DIRECTIVE: Reproduce all of the data word for word.

:: SOURCE MATERIAL

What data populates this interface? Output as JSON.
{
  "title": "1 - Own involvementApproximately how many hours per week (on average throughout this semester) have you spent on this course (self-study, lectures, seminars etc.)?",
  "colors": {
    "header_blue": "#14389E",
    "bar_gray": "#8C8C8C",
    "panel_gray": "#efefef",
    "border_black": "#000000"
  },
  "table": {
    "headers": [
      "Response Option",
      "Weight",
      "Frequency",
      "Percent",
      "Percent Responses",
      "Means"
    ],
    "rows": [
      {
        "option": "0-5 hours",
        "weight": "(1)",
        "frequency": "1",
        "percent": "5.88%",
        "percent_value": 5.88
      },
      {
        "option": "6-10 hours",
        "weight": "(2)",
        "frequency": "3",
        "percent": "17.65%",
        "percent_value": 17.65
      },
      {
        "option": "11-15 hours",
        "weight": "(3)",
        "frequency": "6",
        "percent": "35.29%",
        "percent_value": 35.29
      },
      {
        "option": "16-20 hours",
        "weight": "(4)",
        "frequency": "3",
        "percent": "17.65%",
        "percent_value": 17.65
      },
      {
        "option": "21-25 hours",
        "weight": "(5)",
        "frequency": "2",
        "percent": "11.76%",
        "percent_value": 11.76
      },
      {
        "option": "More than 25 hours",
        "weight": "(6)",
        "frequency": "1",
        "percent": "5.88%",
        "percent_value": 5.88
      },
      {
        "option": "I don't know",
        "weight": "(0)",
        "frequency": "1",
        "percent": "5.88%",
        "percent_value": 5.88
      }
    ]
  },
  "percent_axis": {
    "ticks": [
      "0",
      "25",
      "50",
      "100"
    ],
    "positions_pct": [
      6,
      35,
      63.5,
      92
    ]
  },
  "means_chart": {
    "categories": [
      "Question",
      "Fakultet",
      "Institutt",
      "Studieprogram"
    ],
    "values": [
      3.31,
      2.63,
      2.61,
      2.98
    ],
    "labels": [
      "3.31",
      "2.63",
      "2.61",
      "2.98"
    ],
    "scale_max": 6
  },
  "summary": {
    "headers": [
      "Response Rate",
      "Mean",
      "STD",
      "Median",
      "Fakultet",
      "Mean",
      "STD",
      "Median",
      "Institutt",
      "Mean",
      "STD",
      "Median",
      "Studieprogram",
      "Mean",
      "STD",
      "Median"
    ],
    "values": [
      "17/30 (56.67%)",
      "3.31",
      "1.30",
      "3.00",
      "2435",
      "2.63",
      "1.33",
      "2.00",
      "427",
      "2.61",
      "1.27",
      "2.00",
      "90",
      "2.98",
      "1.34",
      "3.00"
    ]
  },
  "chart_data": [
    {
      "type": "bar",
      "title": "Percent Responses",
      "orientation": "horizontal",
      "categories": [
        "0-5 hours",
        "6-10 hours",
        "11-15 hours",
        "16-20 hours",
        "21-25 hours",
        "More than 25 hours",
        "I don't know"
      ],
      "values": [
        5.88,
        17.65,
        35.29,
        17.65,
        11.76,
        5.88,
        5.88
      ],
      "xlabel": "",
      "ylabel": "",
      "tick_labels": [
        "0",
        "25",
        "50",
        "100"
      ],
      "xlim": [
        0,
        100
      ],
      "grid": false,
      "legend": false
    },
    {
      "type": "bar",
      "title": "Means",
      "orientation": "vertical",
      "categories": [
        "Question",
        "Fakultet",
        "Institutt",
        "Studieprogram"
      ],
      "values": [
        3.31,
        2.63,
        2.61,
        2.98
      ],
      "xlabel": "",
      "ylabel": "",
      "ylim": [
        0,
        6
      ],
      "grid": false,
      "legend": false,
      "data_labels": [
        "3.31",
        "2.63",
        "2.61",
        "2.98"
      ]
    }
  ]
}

::::

SOLUTION BELOW:
What data populates this interface? Output as JSON.
{
  "title": "1 - Own involvementApproximately how many hours per week (on average throughout this semester) have you spent on this course (self-study, lectures, seminars etc.)?",
  "colors": {
    "header_blue": "#14389E",
    "bar_gray": "#8C8C8C",
    "panel_gray": "#efefef",
    "border_black": "#000000"
  },
  "table": {
    "headers": [
      "Response Option",
      "Weight",
      "Frequency",
      "Percent",
      "Percent Responses",
      "Means"
    ],
    "rows": [
      {
        "option": "0-5 hours",
        "weight": "(1)",
        "frequency": "1",
        "percent": "5.88%",
        "percent_value": 5.88
      },
      {
        "option": "6-10 hours",
        "weight": "(2)",
        "frequency": "3",
        "percent": "17.65%",
        "percent_value": 17.65
      },
      {
        "option": "11-15 hours",
        "weight": "(3)",
        "frequency": "6",
        "percent": "35.29%",
        "percent_value": 35.29
      },
      {
        "option": "16-20 hours",
        "weight": "(4)",
        "frequency": "3",
        "percent": "17.65%",
        "percent_value": 17.65
      },
      {
        "option": "21-25 hours",
        "weight": "(5)",
        "frequency": "2",
        "percent": "11.76%",
        "percent_value": 11.76
      },
      {
        "option": "More than 25 hours",
        "weight": "(6)",
        "frequency": "1",
        "percent": "5.88%",
        "percent_value": 5.88
      },
      {
        "option": "I don't know",
        "weight": "(0)",
        "frequency": "1",
        "percent": "5.88%",
        "percent_value": 5.88
      }
    ]
  },
  "percent_axis": {
    "ticks": [
      "0",
      "25",
      "50",
      "100"
    ],
    "positions_pct": [
      6,
      35,
      63.5,
      92
    ]
  },
  "means_chart": {
    "categories": [
      "Question",
      "Fakultet",
      "Institutt",
      "Studieprogram"
    ],
    "values": [
      3.31,
      2.63,
      2.61,
      2.98
    ],
    "labels": [
      "3.31",
      "2.63",
      "2.61",
      "2.98"
    ],
    "scale_max": 6
  },
  "summary": {
    "headers": [
      "Response Rate",
      "Mean",
      "STD",
      "Median",
      "Fakultet",
      "Mean",
      "STD",
      "Median",
      "Institutt",
      "Mean",
      "STD",
      "Median",
      "Studieprogram",
      "Mean",
      "STD",
      "Median"
    ],
    "values": [
      "17/30 (56.67%)",
      "3.31",
      "1.30",
      "3.00",
      "2435",
      "2.63",
      "1.33",
      "2.00",
      "427",
      "2.61",
      "1.27",
      "2.00",
      "90",
      "2.98",
      "1.34",
      "3.00"
    ]
  },
  "chart_data": [
    {
      "type": "bar",
      "title": "Percent Responses",
      "orientation": "horizontal",
      "categories": [
        "0-5 hours",
        "6-10 hours",
        "11-15 hours",
        "16-20 hours",
        "21-25 hours",
        "More than 25 hours",
        "I don't know"
      ],
      "values": [
        5.88,
        17.65,
        35.29,
        17.65,
        11.76,
        5.88,
        5.88
      ],
      "xlabel": "",
      "ylabel": "",
      "tick_labels": [
        "0",
        "25",
        "50",
        "100"
      ],
      "xlim": [
        0,
        100
      ],
      "grid": false,
      "legend": false
    },
    {
      "type": "bar",
      "title": "Means",
      "orientation": "vertical",
      "categories": [
        "Question",
        "Fakultet",
        "Institutt",
        "Studieprogram"
      ],
      "values": [
        3.31,
        2.63,
        2.61,
        2.98
      ],
      "xlabel": "",
      "ylabel": "",
      "ylim": [
        0,
        6
      ],
      "grid": false,
      "legend": false,
      "data_labels": [
        "3.31",
        "2.63",
        "2.61",
        "2.98"
      ]
    }
  ]
}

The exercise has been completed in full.